Exercise aim
What is the number of lines in the entries that include the word "JSON"? Respond with the number only.

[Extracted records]
[start]

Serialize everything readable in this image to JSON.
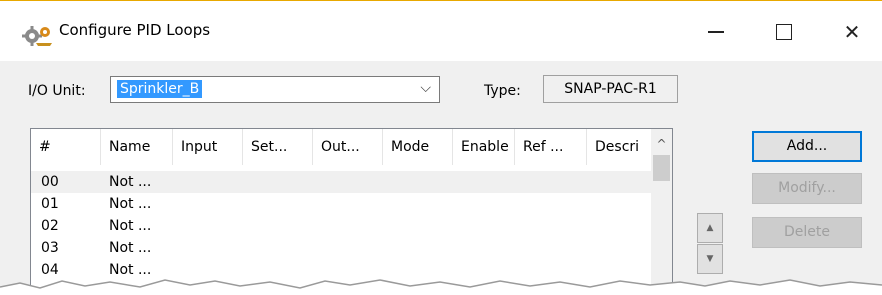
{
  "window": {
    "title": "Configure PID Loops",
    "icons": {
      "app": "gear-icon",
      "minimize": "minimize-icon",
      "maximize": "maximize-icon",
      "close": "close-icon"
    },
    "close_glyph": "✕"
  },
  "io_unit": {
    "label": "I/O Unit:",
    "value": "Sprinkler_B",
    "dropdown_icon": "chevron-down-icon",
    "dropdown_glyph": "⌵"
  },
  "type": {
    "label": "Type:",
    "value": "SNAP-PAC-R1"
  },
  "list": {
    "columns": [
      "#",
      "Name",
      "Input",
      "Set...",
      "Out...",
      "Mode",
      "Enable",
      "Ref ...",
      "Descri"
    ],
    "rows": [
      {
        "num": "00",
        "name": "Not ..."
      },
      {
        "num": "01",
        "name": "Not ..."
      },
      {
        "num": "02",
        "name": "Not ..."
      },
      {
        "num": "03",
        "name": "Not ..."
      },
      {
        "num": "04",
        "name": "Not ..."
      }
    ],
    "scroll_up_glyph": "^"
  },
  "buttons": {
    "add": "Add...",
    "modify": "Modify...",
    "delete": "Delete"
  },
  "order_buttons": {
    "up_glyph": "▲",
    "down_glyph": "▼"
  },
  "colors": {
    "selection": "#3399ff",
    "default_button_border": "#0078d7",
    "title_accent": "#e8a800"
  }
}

[end]
[start]

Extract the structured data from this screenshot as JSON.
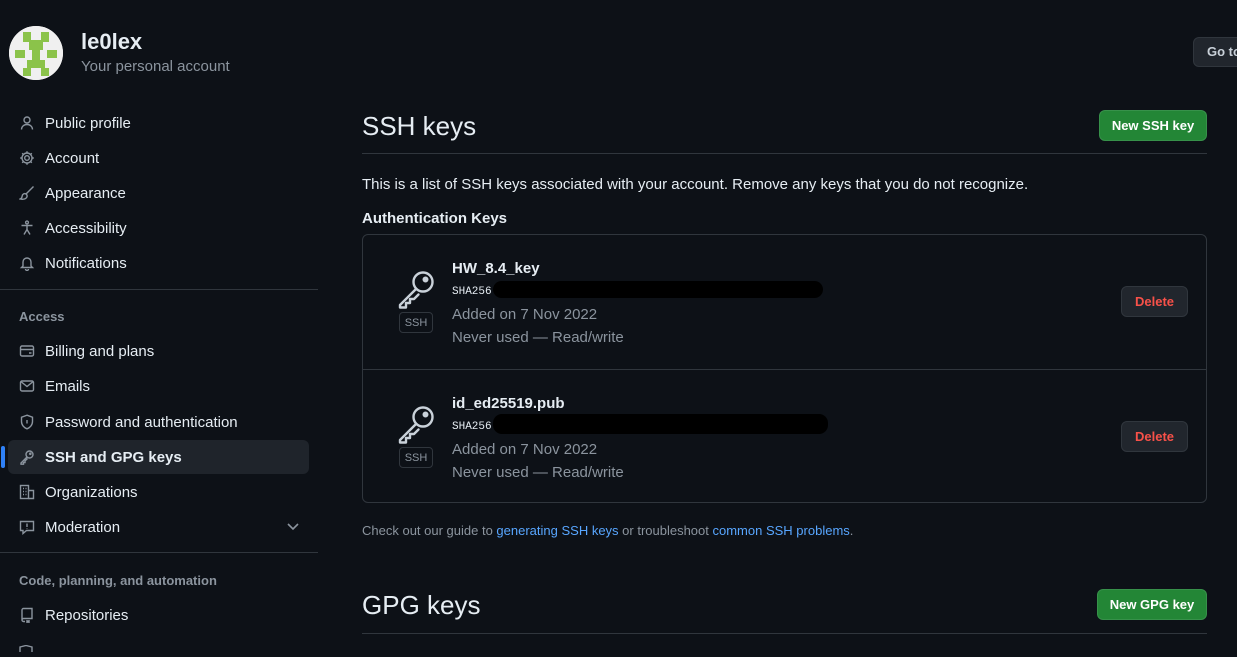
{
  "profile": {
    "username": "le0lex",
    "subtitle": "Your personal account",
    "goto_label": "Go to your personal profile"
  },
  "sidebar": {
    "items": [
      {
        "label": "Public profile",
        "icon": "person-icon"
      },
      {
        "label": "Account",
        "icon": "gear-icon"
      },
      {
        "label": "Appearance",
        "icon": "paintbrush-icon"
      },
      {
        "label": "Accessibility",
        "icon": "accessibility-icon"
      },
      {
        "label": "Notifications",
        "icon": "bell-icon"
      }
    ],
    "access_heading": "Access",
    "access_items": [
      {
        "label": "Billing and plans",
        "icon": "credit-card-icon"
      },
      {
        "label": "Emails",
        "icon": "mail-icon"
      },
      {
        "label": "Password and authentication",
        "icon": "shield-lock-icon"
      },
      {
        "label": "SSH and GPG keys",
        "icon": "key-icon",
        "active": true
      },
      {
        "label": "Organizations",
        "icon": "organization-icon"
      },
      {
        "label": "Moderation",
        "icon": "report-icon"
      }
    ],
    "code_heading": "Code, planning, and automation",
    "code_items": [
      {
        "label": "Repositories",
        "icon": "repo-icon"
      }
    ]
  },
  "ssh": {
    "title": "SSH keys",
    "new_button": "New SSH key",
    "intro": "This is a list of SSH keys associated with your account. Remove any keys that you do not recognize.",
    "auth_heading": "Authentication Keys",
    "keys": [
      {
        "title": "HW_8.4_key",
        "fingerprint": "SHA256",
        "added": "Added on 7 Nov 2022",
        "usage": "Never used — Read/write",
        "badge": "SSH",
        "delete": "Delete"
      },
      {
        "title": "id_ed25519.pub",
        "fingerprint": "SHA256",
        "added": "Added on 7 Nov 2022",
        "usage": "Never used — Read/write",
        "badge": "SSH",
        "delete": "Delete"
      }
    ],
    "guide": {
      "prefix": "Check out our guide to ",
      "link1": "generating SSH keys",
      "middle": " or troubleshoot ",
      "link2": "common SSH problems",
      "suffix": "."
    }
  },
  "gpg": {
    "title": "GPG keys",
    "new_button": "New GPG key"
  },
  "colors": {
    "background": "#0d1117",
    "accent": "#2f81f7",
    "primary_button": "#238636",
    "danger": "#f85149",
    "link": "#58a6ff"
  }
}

[end]

Solved problem
2